**Input material:**
|---|

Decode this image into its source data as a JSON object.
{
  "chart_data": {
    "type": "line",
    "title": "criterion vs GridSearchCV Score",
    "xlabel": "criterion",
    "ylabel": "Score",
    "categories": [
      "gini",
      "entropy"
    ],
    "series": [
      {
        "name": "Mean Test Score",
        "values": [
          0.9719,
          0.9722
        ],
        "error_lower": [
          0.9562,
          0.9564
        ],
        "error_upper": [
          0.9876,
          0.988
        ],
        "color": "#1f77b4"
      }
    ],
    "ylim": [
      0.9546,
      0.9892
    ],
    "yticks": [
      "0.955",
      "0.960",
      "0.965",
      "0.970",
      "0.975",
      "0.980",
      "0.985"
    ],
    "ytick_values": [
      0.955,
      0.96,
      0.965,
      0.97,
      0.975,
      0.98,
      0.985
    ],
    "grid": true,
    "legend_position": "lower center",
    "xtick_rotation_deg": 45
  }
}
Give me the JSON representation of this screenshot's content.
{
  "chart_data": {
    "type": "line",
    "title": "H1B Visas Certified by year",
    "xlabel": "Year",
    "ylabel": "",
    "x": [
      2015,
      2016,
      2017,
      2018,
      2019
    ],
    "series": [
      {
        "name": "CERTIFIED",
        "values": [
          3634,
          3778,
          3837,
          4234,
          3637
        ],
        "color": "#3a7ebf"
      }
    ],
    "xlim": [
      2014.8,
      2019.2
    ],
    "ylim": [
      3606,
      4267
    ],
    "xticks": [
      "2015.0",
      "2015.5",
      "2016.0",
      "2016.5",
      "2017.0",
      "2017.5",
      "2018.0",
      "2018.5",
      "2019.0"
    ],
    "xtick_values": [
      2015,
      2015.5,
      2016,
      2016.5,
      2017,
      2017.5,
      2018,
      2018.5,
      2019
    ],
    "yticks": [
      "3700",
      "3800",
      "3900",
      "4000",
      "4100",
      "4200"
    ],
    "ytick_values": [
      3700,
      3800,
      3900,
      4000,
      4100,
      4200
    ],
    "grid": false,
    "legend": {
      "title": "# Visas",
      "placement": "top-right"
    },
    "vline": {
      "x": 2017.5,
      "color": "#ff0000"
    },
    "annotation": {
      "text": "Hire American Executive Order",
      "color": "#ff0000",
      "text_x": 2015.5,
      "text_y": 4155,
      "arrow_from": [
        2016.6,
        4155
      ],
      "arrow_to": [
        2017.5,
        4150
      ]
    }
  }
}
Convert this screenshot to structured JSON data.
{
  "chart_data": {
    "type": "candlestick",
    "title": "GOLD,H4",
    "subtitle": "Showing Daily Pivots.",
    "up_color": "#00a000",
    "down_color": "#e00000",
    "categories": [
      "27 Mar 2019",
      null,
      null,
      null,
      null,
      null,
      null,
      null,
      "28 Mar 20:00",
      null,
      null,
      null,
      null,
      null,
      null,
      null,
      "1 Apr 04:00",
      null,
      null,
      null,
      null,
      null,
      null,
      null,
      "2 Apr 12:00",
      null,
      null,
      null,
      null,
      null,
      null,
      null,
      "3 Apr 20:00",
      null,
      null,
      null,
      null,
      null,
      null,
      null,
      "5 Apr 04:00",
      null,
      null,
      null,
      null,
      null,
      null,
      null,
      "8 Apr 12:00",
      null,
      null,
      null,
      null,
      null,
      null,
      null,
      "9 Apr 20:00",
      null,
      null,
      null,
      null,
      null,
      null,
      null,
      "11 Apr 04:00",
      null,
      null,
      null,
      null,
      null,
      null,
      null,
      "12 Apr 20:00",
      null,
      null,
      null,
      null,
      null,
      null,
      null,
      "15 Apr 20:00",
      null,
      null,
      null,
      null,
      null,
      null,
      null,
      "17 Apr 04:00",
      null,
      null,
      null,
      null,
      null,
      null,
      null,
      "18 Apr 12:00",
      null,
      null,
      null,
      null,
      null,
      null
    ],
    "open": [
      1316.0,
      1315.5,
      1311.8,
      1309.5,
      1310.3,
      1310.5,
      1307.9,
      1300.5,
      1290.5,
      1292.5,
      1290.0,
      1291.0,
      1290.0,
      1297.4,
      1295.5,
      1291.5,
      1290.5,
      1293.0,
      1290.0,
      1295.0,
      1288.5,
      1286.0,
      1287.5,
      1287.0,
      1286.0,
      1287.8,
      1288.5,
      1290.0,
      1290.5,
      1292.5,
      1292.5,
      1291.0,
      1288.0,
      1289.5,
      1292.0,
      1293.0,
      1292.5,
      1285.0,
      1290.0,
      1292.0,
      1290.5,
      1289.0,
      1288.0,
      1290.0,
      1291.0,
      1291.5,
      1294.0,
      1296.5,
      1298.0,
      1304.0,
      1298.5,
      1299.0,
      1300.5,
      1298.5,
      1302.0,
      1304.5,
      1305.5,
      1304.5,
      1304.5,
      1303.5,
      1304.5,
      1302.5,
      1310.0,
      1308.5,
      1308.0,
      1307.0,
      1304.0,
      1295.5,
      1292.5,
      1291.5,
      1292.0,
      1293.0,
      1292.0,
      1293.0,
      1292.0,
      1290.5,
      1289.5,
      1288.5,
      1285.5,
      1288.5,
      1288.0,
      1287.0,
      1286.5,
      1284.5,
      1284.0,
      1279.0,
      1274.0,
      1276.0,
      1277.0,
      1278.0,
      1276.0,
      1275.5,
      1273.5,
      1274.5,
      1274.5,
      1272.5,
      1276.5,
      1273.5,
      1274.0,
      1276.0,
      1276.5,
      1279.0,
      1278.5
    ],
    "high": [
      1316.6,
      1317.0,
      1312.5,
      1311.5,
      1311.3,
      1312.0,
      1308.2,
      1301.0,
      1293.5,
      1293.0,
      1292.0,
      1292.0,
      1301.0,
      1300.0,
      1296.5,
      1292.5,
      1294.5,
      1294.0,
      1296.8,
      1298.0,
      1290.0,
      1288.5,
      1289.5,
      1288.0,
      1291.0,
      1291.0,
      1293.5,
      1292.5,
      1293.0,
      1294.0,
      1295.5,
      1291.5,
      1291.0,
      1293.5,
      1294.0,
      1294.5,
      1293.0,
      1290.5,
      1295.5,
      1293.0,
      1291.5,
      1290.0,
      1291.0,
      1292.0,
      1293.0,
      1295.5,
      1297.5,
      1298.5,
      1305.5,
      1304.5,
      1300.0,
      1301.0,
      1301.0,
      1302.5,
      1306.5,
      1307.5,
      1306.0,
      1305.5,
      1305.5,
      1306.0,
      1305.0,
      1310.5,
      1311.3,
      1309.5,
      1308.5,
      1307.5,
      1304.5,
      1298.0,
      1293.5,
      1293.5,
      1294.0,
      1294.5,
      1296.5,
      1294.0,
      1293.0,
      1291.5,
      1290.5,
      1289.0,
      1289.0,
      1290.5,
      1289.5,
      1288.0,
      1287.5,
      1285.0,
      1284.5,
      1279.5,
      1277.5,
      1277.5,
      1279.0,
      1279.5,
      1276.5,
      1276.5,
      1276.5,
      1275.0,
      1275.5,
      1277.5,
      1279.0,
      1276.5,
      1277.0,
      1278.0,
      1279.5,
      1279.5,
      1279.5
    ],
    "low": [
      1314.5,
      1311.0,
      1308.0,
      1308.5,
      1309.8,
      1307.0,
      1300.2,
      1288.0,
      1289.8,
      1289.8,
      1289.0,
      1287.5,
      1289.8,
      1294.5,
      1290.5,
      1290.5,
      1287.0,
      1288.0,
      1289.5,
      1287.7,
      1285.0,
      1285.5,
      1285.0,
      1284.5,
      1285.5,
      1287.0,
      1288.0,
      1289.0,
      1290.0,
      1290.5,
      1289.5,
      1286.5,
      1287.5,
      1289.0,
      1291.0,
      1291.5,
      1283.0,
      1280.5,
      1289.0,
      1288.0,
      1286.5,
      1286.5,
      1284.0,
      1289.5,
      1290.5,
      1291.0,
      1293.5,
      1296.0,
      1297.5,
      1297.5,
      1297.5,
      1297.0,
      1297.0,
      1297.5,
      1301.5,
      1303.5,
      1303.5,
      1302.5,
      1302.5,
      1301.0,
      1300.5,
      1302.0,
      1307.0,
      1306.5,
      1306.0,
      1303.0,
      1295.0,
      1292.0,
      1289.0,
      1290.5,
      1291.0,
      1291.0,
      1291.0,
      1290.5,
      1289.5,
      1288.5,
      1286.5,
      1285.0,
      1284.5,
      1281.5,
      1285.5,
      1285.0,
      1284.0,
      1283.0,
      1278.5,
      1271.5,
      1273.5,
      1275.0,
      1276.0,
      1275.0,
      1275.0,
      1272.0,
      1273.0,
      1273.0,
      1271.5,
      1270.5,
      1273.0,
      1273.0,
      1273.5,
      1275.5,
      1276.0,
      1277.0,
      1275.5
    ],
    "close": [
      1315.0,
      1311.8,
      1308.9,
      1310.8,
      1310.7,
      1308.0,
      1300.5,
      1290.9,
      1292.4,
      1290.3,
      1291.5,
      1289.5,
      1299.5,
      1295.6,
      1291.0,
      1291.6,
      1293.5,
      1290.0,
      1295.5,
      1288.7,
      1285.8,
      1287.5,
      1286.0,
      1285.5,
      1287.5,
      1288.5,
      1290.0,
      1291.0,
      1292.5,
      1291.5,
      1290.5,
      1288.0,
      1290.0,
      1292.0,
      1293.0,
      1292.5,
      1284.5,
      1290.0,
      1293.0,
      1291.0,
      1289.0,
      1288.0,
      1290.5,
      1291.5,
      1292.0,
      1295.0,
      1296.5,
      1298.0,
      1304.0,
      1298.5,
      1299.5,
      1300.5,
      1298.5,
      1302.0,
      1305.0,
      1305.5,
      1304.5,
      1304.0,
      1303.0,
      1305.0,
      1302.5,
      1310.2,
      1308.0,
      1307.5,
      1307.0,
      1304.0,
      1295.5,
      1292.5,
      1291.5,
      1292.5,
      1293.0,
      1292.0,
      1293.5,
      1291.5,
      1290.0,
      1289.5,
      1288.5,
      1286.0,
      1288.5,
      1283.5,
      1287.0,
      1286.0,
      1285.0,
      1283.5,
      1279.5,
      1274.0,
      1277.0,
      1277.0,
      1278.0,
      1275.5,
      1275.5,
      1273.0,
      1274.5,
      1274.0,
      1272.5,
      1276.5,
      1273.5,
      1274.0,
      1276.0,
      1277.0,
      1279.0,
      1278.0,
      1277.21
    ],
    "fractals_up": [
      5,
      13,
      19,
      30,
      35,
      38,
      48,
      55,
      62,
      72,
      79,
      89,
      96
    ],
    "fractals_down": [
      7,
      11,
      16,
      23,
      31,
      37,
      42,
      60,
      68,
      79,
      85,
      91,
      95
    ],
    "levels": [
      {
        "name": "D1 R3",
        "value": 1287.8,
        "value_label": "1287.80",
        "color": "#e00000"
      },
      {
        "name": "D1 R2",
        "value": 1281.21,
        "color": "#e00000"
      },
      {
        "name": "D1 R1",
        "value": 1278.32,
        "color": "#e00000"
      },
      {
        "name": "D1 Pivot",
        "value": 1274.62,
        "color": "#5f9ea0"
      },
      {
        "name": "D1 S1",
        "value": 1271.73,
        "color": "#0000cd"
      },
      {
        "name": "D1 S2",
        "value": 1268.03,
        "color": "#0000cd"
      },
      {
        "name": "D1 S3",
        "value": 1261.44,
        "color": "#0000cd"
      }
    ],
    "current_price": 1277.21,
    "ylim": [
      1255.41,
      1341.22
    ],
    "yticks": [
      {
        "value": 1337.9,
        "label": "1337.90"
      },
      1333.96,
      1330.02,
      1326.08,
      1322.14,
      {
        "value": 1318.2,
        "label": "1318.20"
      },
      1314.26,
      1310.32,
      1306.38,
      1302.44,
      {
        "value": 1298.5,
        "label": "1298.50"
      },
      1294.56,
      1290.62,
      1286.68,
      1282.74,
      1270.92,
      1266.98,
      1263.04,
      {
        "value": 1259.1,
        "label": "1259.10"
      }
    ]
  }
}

|---|

**Exercise prompt:**
Find the word "this" in the material, then list each line that holds it.

**Exercise solution:**
Decode this image into its source data as a JSON object.
Give me the JSON representation of this screenshot's content.
Convert this screenshot to structured JSON data.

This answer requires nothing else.